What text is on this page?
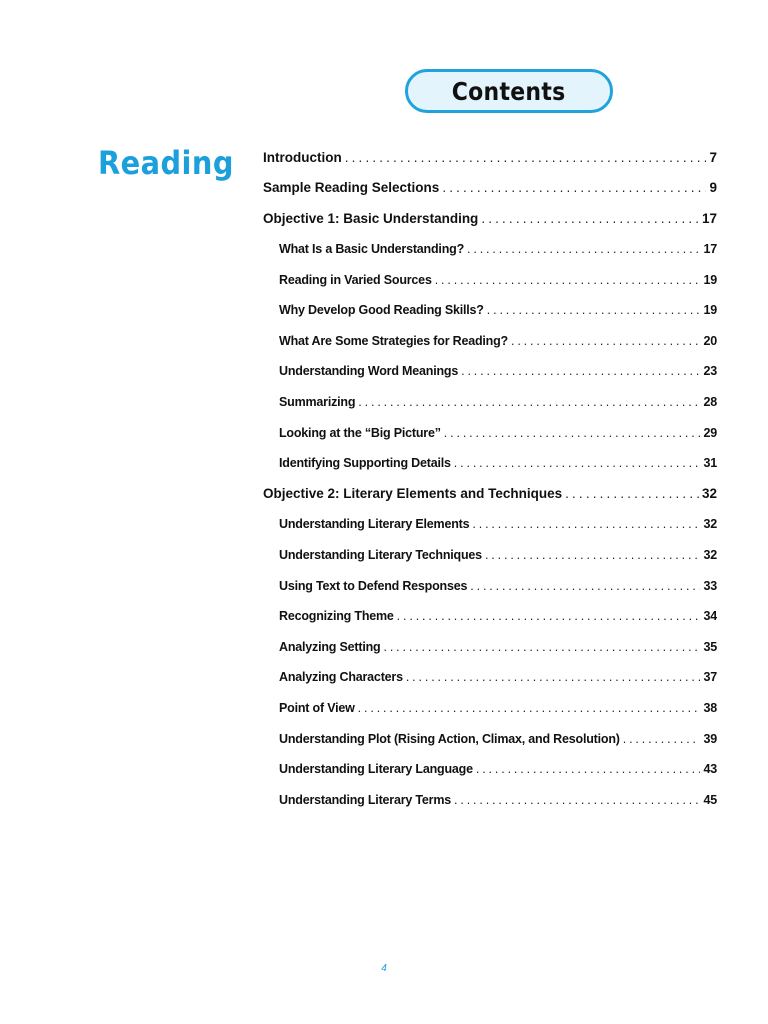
Contents
Reading Introduction . . .	7
Sample Reading Selections . . .	9
Objective 1: Basic Understanding . . .	17
What Is a Basic Understanding? . . .	17
Reading in Varied Sources . . .	19
Why Develop Good Reading Skills? . . .	19
What Are Some Strategies for Reading? . . .	20
Understanding Word Meanings . . .	23
Summarizing . . .	28
Looking at the “Big Picture” . . .	29
Identifying Supporting Details . . .	31
Objective 2: Literary Elements and Techniques . . .	32
Understanding Literary Elements . . .	32
Understanding Literary Techniques . . .	32
Using Text to Defend Responses . . .	33
Recognizing Theme . . .	34
Analyzing Setting . . .	35
Analyzing Characters . . .	37
Point of View . . .	38
Understanding Plot (Rising Action, Climax, and Resolution) . . .	39
Understanding Literary Language . . .	43
Understanding Literary Terms . . .	45
4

» SHORT PROBLEM
Select every line in the records above that contains the word "Techniques".

» RESULT
Objective 2: Literary Elements and Techniques . . .	32
Understanding Literary Techniques . . .	32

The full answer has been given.